What you should do: Your task is to repeat all of the data exactly while excluding the pictures.

--------

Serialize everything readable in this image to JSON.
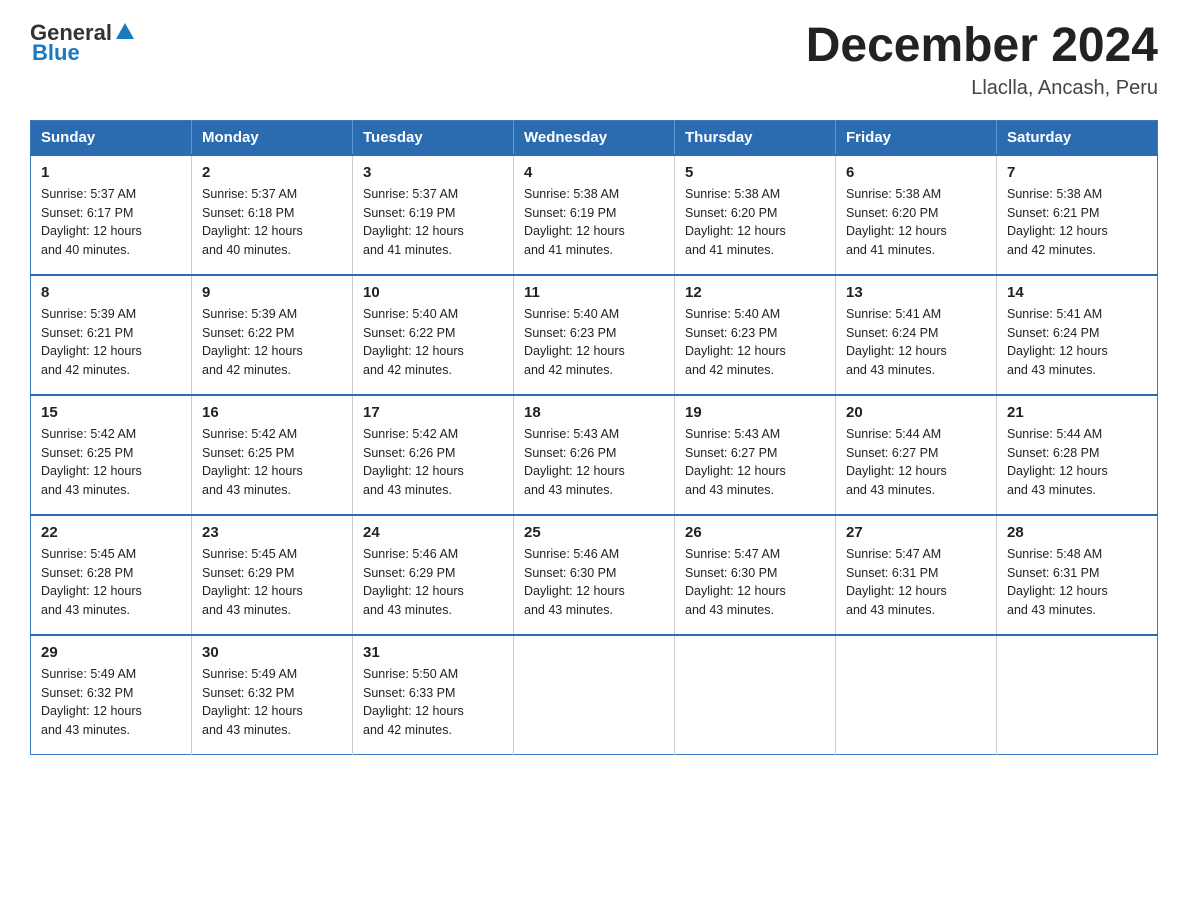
{
  "logo": {
    "text_general": "General",
    "text_blue": "Blue"
  },
  "title": "December 2024",
  "subtitle": "Llaclla, Ancash, Peru",
  "days_of_week": [
    "Sunday",
    "Monday",
    "Tuesday",
    "Wednesday",
    "Thursday",
    "Friday",
    "Saturday"
  ],
  "weeks": [
    [
      {
        "day": "1",
        "info": "Sunrise: 5:37 AM\nSunset: 6:17 PM\nDaylight: 12 hours\nand 40 minutes."
      },
      {
        "day": "2",
        "info": "Sunrise: 5:37 AM\nSunset: 6:18 PM\nDaylight: 12 hours\nand 40 minutes."
      },
      {
        "day": "3",
        "info": "Sunrise: 5:37 AM\nSunset: 6:19 PM\nDaylight: 12 hours\nand 41 minutes."
      },
      {
        "day": "4",
        "info": "Sunrise: 5:38 AM\nSunset: 6:19 PM\nDaylight: 12 hours\nand 41 minutes."
      },
      {
        "day": "5",
        "info": "Sunrise: 5:38 AM\nSunset: 6:20 PM\nDaylight: 12 hours\nand 41 minutes."
      },
      {
        "day": "6",
        "info": "Sunrise: 5:38 AM\nSunset: 6:20 PM\nDaylight: 12 hours\nand 41 minutes."
      },
      {
        "day": "7",
        "info": "Sunrise: 5:38 AM\nSunset: 6:21 PM\nDaylight: 12 hours\nand 42 minutes."
      }
    ],
    [
      {
        "day": "8",
        "info": "Sunrise: 5:39 AM\nSunset: 6:21 PM\nDaylight: 12 hours\nand 42 minutes."
      },
      {
        "day": "9",
        "info": "Sunrise: 5:39 AM\nSunset: 6:22 PM\nDaylight: 12 hours\nand 42 minutes."
      },
      {
        "day": "10",
        "info": "Sunrise: 5:40 AM\nSunset: 6:22 PM\nDaylight: 12 hours\nand 42 minutes."
      },
      {
        "day": "11",
        "info": "Sunrise: 5:40 AM\nSunset: 6:23 PM\nDaylight: 12 hours\nand 42 minutes."
      },
      {
        "day": "12",
        "info": "Sunrise: 5:40 AM\nSunset: 6:23 PM\nDaylight: 12 hours\nand 42 minutes."
      },
      {
        "day": "13",
        "info": "Sunrise: 5:41 AM\nSunset: 6:24 PM\nDaylight: 12 hours\nand 43 minutes."
      },
      {
        "day": "14",
        "info": "Sunrise: 5:41 AM\nSunset: 6:24 PM\nDaylight: 12 hours\nand 43 minutes."
      }
    ],
    [
      {
        "day": "15",
        "info": "Sunrise: 5:42 AM\nSunset: 6:25 PM\nDaylight: 12 hours\nand 43 minutes."
      },
      {
        "day": "16",
        "info": "Sunrise: 5:42 AM\nSunset: 6:25 PM\nDaylight: 12 hours\nand 43 minutes."
      },
      {
        "day": "17",
        "info": "Sunrise: 5:42 AM\nSunset: 6:26 PM\nDaylight: 12 hours\nand 43 minutes."
      },
      {
        "day": "18",
        "info": "Sunrise: 5:43 AM\nSunset: 6:26 PM\nDaylight: 12 hours\nand 43 minutes."
      },
      {
        "day": "19",
        "info": "Sunrise: 5:43 AM\nSunset: 6:27 PM\nDaylight: 12 hours\nand 43 minutes."
      },
      {
        "day": "20",
        "info": "Sunrise: 5:44 AM\nSunset: 6:27 PM\nDaylight: 12 hours\nand 43 minutes."
      },
      {
        "day": "21",
        "info": "Sunrise: 5:44 AM\nSunset: 6:28 PM\nDaylight: 12 hours\nand 43 minutes."
      }
    ],
    [
      {
        "day": "22",
        "info": "Sunrise: 5:45 AM\nSunset: 6:28 PM\nDaylight: 12 hours\nand 43 minutes."
      },
      {
        "day": "23",
        "info": "Sunrise: 5:45 AM\nSunset: 6:29 PM\nDaylight: 12 hours\nand 43 minutes."
      },
      {
        "day": "24",
        "info": "Sunrise: 5:46 AM\nSunset: 6:29 PM\nDaylight: 12 hours\nand 43 minutes."
      },
      {
        "day": "25",
        "info": "Sunrise: 5:46 AM\nSunset: 6:30 PM\nDaylight: 12 hours\nand 43 minutes."
      },
      {
        "day": "26",
        "info": "Sunrise: 5:47 AM\nSunset: 6:30 PM\nDaylight: 12 hours\nand 43 minutes."
      },
      {
        "day": "27",
        "info": "Sunrise: 5:47 AM\nSunset: 6:31 PM\nDaylight: 12 hours\nand 43 minutes."
      },
      {
        "day": "28",
        "info": "Sunrise: 5:48 AM\nSunset: 6:31 PM\nDaylight: 12 hours\nand 43 minutes."
      }
    ],
    [
      {
        "day": "29",
        "info": "Sunrise: 5:49 AM\nSunset: 6:32 PM\nDaylight: 12 hours\nand 43 minutes."
      },
      {
        "day": "30",
        "info": "Sunrise: 5:49 AM\nSunset: 6:32 PM\nDaylight: 12 hours\nand 43 minutes."
      },
      {
        "day": "31",
        "info": "Sunrise: 5:50 AM\nSunset: 6:33 PM\nDaylight: 12 hours\nand 42 minutes."
      },
      {
        "day": "",
        "info": ""
      },
      {
        "day": "",
        "info": ""
      },
      {
        "day": "",
        "info": ""
      },
      {
        "day": "",
        "info": ""
      }
    ]
  ]
}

--------

Correct response:
Serialize everything readable in this image to JSON.
{
  "logo": {
    "text_general": "General",
    "text_blue": "Blue"
  },
  "title": "December 2024",
  "subtitle": "Llaclla, Ancash, Peru",
  "days_of_week": [
    "Sunday",
    "Monday",
    "Tuesday",
    "Wednesday",
    "Thursday",
    "Friday",
    "Saturday"
  ],
  "weeks": [
    [
      {
        "day": "1",
        "info": "Sunrise: 5:37 AM\nSunset: 6:17 PM\nDaylight: 12 hours\nand 40 minutes."
      },
      {
        "day": "2",
        "info": "Sunrise: 5:37 AM\nSunset: 6:18 PM\nDaylight: 12 hours\nand 40 minutes."
      },
      {
        "day": "3",
        "info": "Sunrise: 5:37 AM\nSunset: 6:19 PM\nDaylight: 12 hours\nand 41 minutes."
      },
      {
        "day": "4",
        "info": "Sunrise: 5:38 AM\nSunset: 6:19 PM\nDaylight: 12 hours\nand 41 minutes."
      },
      {
        "day": "5",
        "info": "Sunrise: 5:38 AM\nSunset: 6:20 PM\nDaylight: 12 hours\nand 41 minutes."
      },
      {
        "day": "6",
        "info": "Sunrise: 5:38 AM\nSunset: 6:20 PM\nDaylight: 12 hours\nand 41 minutes."
      },
      {
        "day": "7",
        "info": "Sunrise: 5:38 AM\nSunset: 6:21 PM\nDaylight: 12 hours\nand 42 minutes."
      }
    ],
    [
      {
        "day": "8",
        "info": "Sunrise: 5:39 AM\nSunset: 6:21 PM\nDaylight: 12 hours\nand 42 minutes."
      },
      {
        "day": "9",
        "info": "Sunrise: 5:39 AM\nSunset: 6:22 PM\nDaylight: 12 hours\nand 42 minutes."
      },
      {
        "day": "10",
        "info": "Sunrise: 5:40 AM\nSunset: 6:22 PM\nDaylight: 12 hours\nand 42 minutes."
      },
      {
        "day": "11",
        "info": "Sunrise: 5:40 AM\nSunset: 6:23 PM\nDaylight: 12 hours\nand 42 minutes."
      },
      {
        "day": "12",
        "info": "Sunrise: 5:40 AM\nSunset: 6:23 PM\nDaylight: 12 hours\nand 42 minutes."
      },
      {
        "day": "13",
        "info": "Sunrise: 5:41 AM\nSunset: 6:24 PM\nDaylight: 12 hours\nand 43 minutes."
      },
      {
        "day": "14",
        "info": "Sunrise: 5:41 AM\nSunset: 6:24 PM\nDaylight: 12 hours\nand 43 minutes."
      }
    ],
    [
      {
        "day": "15",
        "info": "Sunrise: 5:42 AM\nSunset: 6:25 PM\nDaylight: 12 hours\nand 43 minutes."
      },
      {
        "day": "16",
        "info": "Sunrise: 5:42 AM\nSunset: 6:25 PM\nDaylight: 12 hours\nand 43 minutes."
      },
      {
        "day": "17",
        "info": "Sunrise: 5:42 AM\nSunset: 6:26 PM\nDaylight: 12 hours\nand 43 minutes."
      },
      {
        "day": "18",
        "info": "Sunrise: 5:43 AM\nSunset: 6:26 PM\nDaylight: 12 hours\nand 43 minutes."
      },
      {
        "day": "19",
        "info": "Sunrise: 5:43 AM\nSunset: 6:27 PM\nDaylight: 12 hours\nand 43 minutes."
      },
      {
        "day": "20",
        "info": "Sunrise: 5:44 AM\nSunset: 6:27 PM\nDaylight: 12 hours\nand 43 minutes."
      },
      {
        "day": "21",
        "info": "Sunrise: 5:44 AM\nSunset: 6:28 PM\nDaylight: 12 hours\nand 43 minutes."
      }
    ],
    [
      {
        "day": "22",
        "info": "Sunrise: 5:45 AM\nSunset: 6:28 PM\nDaylight: 12 hours\nand 43 minutes."
      },
      {
        "day": "23",
        "info": "Sunrise: 5:45 AM\nSunset: 6:29 PM\nDaylight: 12 hours\nand 43 minutes."
      },
      {
        "day": "24",
        "info": "Sunrise: 5:46 AM\nSunset: 6:29 PM\nDaylight: 12 hours\nand 43 minutes."
      },
      {
        "day": "25",
        "info": "Sunrise: 5:46 AM\nSunset: 6:30 PM\nDaylight: 12 hours\nand 43 minutes."
      },
      {
        "day": "26",
        "info": "Sunrise: 5:47 AM\nSunset: 6:30 PM\nDaylight: 12 hours\nand 43 minutes."
      },
      {
        "day": "27",
        "info": "Sunrise: 5:47 AM\nSunset: 6:31 PM\nDaylight: 12 hours\nand 43 minutes."
      },
      {
        "day": "28",
        "info": "Sunrise: 5:48 AM\nSunset: 6:31 PM\nDaylight: 12 hours\nand 43 minutes."
      }
    ],
    [
      {
        "day": "29",
        "info": "Sunrise: 5:49 AM\nSunset: 6:32 PM\nDaylight: 12 hours\nand 43 minutes."
      },
      {
        "day": "30",
        "info": "Sunrise: 5:49 AM\nSunset: 6:32 PM\nDaylight: 12 hours\nand 43 minutes."
      },
      {
        "day": "31",
        "info": "Sunrise: 5:50 AM\nSunset: 6:33 PM\nDaylight: 12 hours\nand 42 minutes."
      },
      {
        "day": "",
        "info": ""
      },
      {
        "day": "",
        "info": ""
      },
      {
        "day": "",
        "info": ""
      },
      {
        "day": "",
        "info": ""
      }
    ]
  ]
}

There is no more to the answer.